> **Short problem**
Restate each line word for word. Leave out every picture.

———

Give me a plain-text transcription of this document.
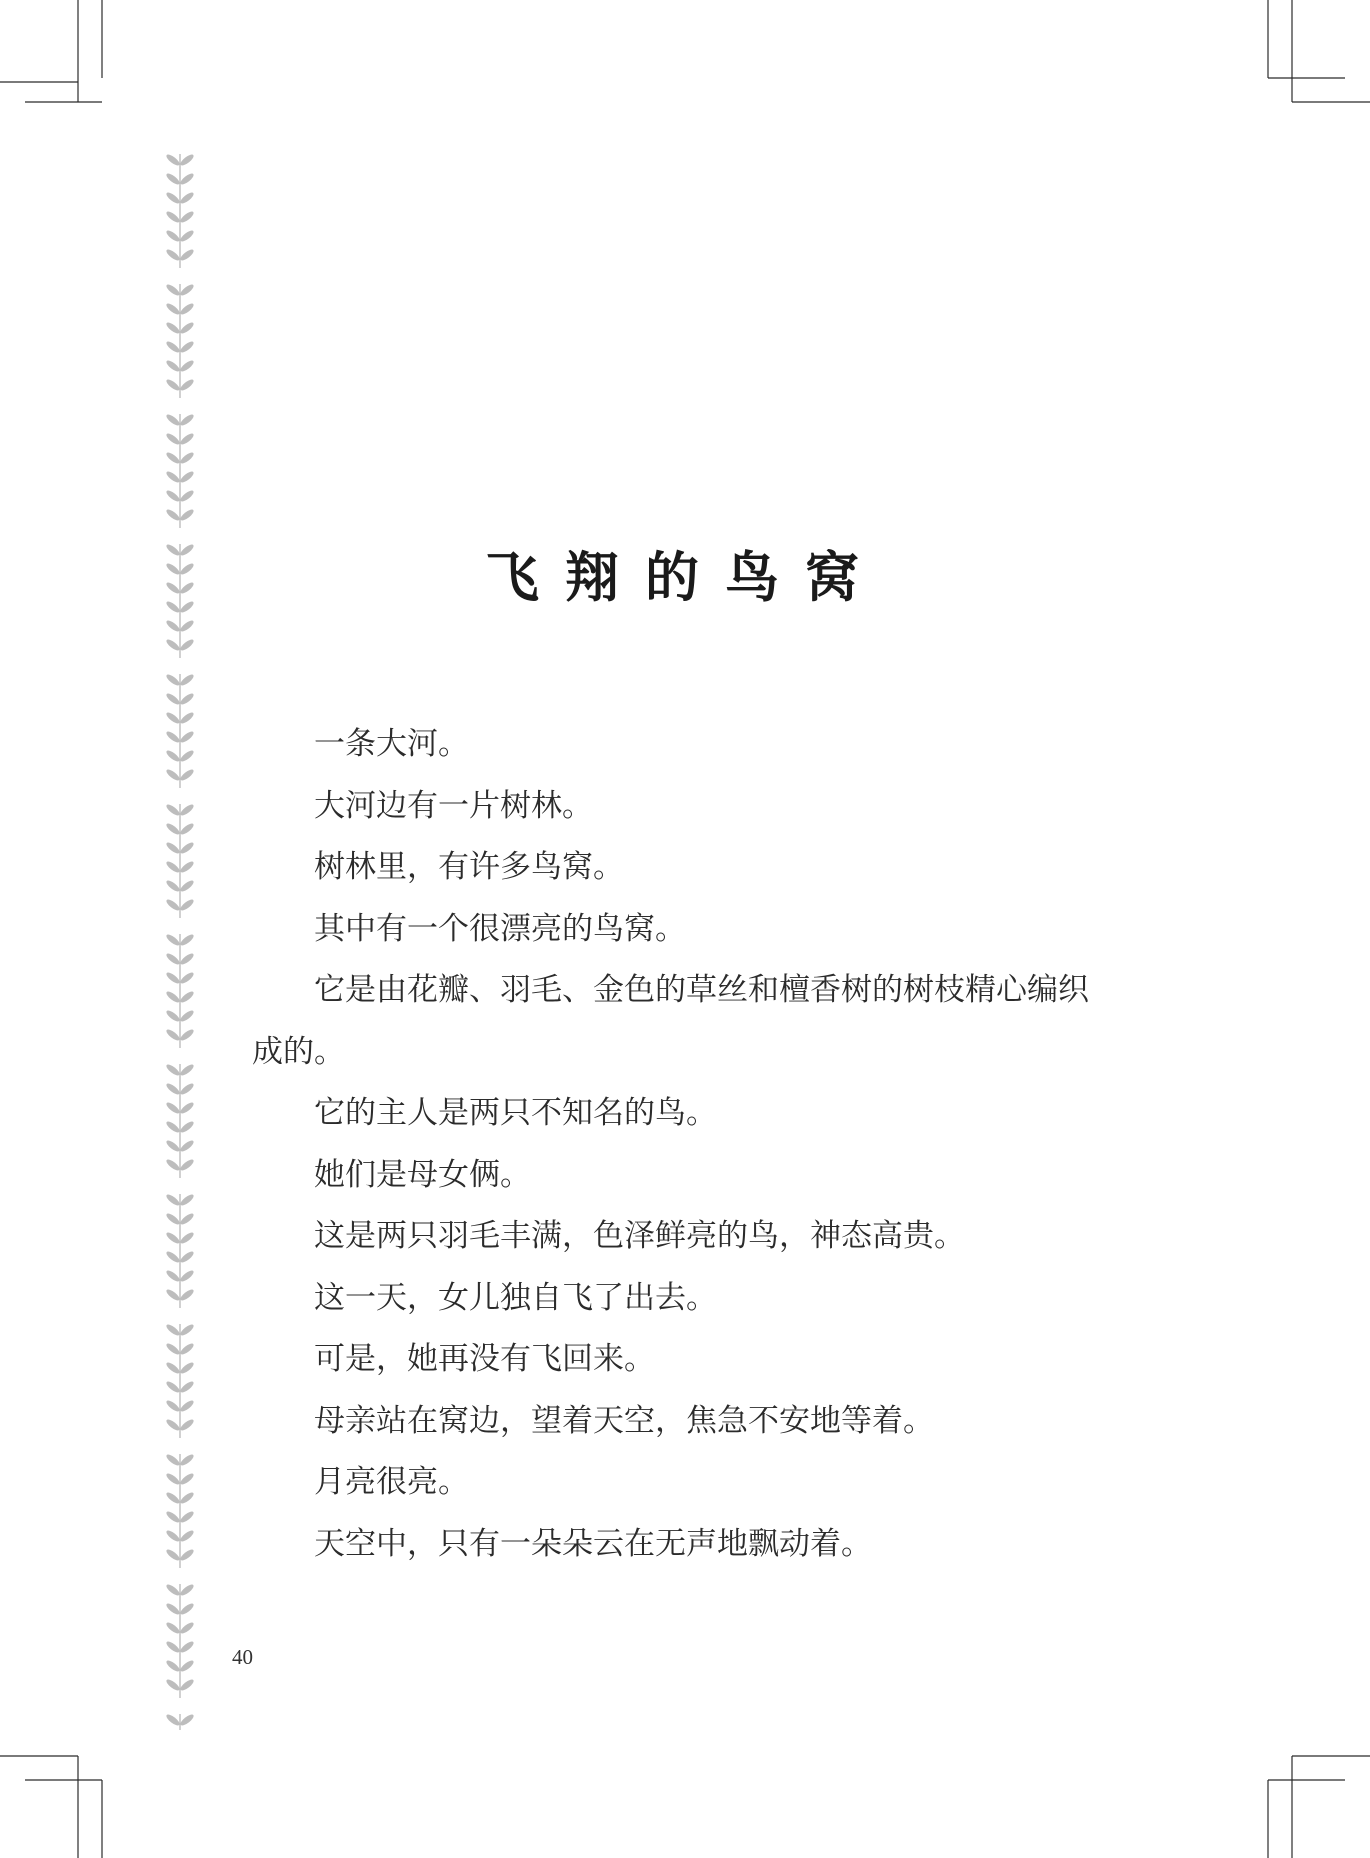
飞翔的鸟窝

一条大河。

大河边有一片树林。

树林里，有许多鸟窝。

其中有一个很漂亮的鸟窝。

它是由花瓣、羽毛、金色的草丝和檀香树的树枝精心编织成的。

它的主人是两只不知名的鸟。

她们是母女俩。

这是两只羽毛丰满，色泽鲜亮的鸟，神态高贵。

这一天，女儿独自飞了出去。

可是，她再没有飞回来。

母亲站在窝边，望着天空，焦急不安地等着。

月亮很亮。

天空中，只有一朵朵云在无声地飘动着。

40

———

> **Exercise result**
Give me a plain-text transcription of this document.
飞翔的鸟窝

一条大河。

大河边有一片树林。

树林里，有许多鸟窝。

其中有一个很漂亮的鸟窝。

它是由花瓣、羽毛、金色的草丝和檀香树的树枝精心编织成的。

它的主人是两只不知名的鸟。

她们是母女俩。

这是两只羽毛丰满，色泽鲜亮的鸟，神态高贵。

这一天，女儿独自飞了出去。

可是，她再没有飞回来。

母亲站在窝边，望着天空，焦急不安地等着。

月亮很亮。

天空中，只有一朵朵云在无声地飘动着。

40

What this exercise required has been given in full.